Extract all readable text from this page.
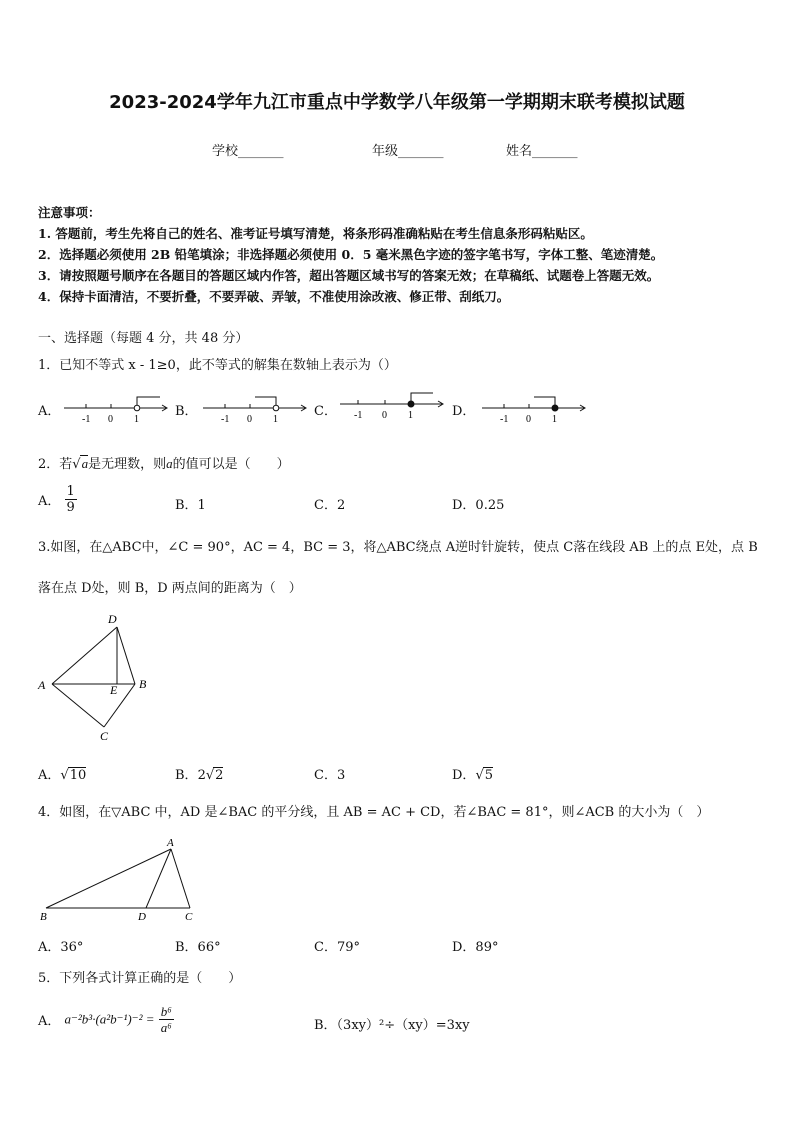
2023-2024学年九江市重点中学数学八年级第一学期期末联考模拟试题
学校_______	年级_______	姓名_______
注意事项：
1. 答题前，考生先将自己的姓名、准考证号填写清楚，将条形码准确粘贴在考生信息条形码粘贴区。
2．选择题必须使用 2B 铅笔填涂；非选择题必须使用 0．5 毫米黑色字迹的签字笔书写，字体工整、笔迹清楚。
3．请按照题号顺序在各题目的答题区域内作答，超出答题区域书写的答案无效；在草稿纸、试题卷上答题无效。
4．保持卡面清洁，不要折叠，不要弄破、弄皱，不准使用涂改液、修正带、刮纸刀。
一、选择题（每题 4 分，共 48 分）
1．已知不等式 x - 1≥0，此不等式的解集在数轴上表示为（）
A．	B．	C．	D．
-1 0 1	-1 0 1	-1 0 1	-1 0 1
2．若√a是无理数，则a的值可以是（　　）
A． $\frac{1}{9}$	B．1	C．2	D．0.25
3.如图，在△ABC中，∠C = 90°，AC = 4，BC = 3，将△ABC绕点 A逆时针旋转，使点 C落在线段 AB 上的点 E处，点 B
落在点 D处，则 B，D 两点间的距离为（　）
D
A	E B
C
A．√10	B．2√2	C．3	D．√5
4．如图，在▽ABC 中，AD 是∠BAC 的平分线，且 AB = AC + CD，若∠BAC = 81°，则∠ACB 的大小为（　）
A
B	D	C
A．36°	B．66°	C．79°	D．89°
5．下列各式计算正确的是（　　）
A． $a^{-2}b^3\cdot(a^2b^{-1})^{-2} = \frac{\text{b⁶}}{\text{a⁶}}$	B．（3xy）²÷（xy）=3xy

___

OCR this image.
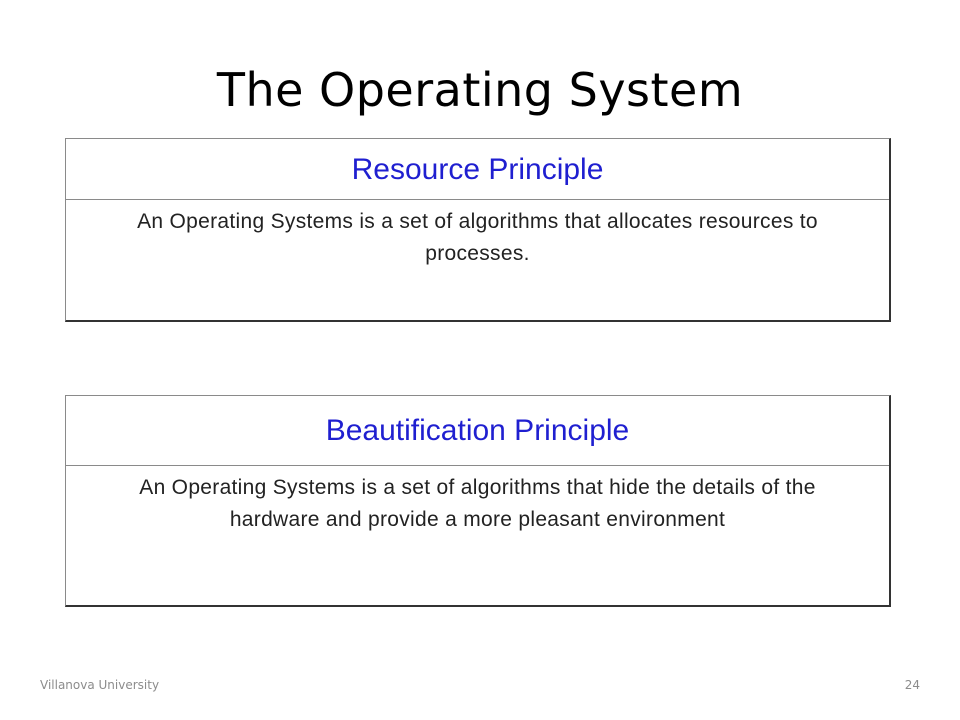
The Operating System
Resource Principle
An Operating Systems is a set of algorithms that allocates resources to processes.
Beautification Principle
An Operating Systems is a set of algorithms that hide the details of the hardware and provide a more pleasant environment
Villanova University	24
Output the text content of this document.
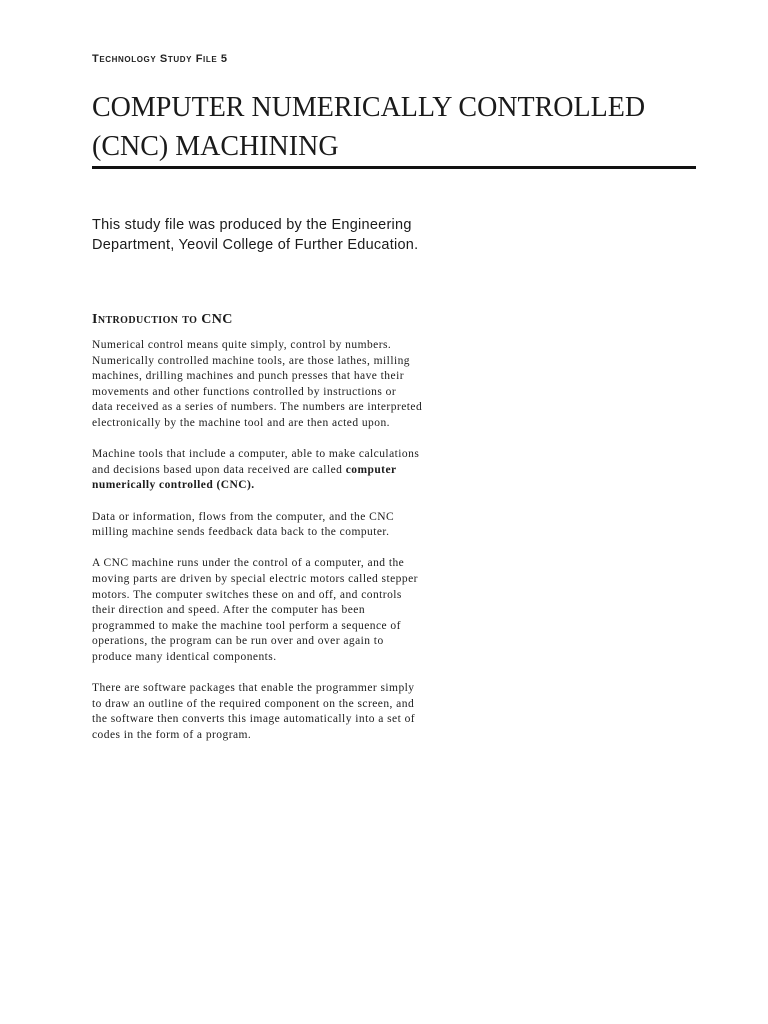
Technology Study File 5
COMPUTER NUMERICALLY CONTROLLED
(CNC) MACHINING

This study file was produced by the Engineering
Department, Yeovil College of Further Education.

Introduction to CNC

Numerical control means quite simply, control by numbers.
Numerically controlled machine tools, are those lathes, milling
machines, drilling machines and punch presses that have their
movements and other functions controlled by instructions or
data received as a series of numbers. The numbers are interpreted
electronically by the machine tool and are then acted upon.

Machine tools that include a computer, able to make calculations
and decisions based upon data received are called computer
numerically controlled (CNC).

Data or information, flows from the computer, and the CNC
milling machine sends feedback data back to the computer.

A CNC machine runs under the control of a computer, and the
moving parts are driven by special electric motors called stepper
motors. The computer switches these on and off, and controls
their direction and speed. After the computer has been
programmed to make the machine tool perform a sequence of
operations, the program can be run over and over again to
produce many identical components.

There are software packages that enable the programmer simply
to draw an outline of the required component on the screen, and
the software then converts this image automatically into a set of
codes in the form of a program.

___

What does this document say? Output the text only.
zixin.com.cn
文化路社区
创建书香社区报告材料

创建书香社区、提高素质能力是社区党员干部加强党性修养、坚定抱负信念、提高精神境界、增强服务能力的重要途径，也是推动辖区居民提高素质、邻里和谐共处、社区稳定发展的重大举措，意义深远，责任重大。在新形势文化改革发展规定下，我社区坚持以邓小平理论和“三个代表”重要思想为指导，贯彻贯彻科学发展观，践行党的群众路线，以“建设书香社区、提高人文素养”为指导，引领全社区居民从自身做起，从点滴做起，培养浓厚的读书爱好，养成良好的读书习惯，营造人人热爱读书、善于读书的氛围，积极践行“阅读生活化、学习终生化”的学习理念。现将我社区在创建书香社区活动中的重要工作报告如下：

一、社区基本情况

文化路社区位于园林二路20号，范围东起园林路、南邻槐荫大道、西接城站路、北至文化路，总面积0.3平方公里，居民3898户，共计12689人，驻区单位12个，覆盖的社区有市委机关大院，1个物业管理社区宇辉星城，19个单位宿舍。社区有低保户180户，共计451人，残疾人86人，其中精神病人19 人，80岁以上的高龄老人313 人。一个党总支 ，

___

* [INSTRUCTIONS TO FOLLOW]:
Look for lines containing the string "Principle" and copy them all.

* [RESULT OF THE EXERCISE]:
Resource Principle
Beautification Principle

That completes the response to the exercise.